* _Consigna 1_:
¿En qué fecha fue canonizado el santo según el fragmento proporcionado?
* _Consigna 2_:
Copia el fragmento proporcionado desde "El Papa san" y continuando hasta "dos últimos hechos.", renombrando "beato" como "bienaventurado".

* _Fragmento proporcionado_:
§

El Papa san Juan Pablo II  firmó el decreto de reconocimiento de sus virtudes heroicas con el correspondiente tratamiento de venerable el 18 de diciembre de 1997, lo proclamó beato el 2 de mayo de 1999 y lo canonizó el 16 de junio de 2002. La Plaza de San Pedro de Roma fue el escenario de estos dos últimos hechos.

Las celebraciones de su beatificación y canonización fueron seguidas por cientos de miles de personas. Fue entonces cuando se estableció la oración  litúrgica oficial al santo, que reza así: “Oh Dios, que has otorgado a San Pío de Pietrelcina la gracia de participar de manera especial en la Pasión de tu Hijo, concédenos por su intercesión conformarnos con la muerte de Jesús para ser partícipes de su resurrección“.

§

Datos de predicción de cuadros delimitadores

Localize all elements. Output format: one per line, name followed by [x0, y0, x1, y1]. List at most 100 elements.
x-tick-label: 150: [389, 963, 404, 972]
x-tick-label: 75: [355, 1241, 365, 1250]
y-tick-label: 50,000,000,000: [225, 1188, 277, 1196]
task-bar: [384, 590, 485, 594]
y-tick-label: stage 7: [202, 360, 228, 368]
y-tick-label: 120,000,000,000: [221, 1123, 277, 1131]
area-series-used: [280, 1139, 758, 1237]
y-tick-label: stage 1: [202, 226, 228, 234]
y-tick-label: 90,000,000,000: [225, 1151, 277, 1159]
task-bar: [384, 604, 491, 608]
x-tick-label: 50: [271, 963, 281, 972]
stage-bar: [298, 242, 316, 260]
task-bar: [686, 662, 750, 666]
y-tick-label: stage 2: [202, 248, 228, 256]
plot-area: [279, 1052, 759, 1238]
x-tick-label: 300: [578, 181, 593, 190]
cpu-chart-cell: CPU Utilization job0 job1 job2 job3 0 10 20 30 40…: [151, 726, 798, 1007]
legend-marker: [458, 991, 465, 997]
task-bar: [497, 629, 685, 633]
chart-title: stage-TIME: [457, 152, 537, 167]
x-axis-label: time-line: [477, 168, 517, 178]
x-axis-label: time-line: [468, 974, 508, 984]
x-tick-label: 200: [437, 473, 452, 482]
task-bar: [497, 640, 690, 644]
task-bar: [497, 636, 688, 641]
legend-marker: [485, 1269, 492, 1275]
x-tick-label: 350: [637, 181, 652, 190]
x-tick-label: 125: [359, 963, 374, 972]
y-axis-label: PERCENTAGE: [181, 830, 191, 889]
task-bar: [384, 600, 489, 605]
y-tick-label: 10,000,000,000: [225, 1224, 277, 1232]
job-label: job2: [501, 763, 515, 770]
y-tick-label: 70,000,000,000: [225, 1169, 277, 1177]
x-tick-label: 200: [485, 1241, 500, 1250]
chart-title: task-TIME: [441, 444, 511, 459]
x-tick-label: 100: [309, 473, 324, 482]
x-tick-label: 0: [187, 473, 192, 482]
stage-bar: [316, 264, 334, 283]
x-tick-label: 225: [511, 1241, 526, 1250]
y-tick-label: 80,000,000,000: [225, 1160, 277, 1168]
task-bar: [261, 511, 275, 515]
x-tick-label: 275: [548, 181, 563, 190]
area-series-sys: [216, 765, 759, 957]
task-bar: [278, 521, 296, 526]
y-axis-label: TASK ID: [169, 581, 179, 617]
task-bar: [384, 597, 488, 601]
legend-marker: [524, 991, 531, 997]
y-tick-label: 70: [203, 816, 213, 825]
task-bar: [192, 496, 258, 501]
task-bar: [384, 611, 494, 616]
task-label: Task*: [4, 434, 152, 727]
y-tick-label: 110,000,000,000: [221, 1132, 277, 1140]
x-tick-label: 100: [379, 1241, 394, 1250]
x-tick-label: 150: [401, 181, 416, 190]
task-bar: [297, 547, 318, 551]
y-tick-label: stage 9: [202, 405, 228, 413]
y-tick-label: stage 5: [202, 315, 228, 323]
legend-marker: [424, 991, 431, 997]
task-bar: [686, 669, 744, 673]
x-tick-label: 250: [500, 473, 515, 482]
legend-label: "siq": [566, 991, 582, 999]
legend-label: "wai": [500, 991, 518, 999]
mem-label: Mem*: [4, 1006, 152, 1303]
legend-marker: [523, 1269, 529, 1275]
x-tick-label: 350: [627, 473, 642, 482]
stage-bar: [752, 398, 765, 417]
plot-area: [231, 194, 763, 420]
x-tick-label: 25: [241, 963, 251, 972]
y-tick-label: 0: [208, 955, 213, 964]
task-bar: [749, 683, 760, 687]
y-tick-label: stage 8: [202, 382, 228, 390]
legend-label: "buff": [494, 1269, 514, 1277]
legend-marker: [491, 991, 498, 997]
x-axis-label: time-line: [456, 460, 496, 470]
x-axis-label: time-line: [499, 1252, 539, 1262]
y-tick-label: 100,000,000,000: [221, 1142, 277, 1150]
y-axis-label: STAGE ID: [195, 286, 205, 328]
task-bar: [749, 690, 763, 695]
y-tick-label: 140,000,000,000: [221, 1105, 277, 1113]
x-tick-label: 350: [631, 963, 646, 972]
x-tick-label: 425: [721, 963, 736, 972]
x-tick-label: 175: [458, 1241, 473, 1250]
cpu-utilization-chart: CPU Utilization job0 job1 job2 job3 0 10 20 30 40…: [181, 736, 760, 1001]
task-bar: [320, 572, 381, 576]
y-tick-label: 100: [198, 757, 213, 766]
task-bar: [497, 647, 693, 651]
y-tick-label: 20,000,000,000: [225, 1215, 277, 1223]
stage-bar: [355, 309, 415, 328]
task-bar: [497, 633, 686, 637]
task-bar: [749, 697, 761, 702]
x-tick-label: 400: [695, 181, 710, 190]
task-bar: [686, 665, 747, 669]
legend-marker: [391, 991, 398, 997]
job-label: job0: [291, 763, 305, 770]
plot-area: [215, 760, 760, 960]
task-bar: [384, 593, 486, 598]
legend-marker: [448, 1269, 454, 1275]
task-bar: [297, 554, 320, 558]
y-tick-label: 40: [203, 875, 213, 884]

§

* _Respuesta 1_:
El 16 de junio de 2002.

* _Respuesta 2_:
El Papa san Juan Pablo II  firmó el decreto de reconocimiento de sus virtudes heroicas con el correspondiente tratamiento de venerable el 18 de diciembre de 1997, lo proclamó bienaventurado el 2 de mayo de 1999 y lo canonizó el 16 de junio de 2002. La Plaza de San Pedro de Roma fue el escenario de estos dos últimos hechos.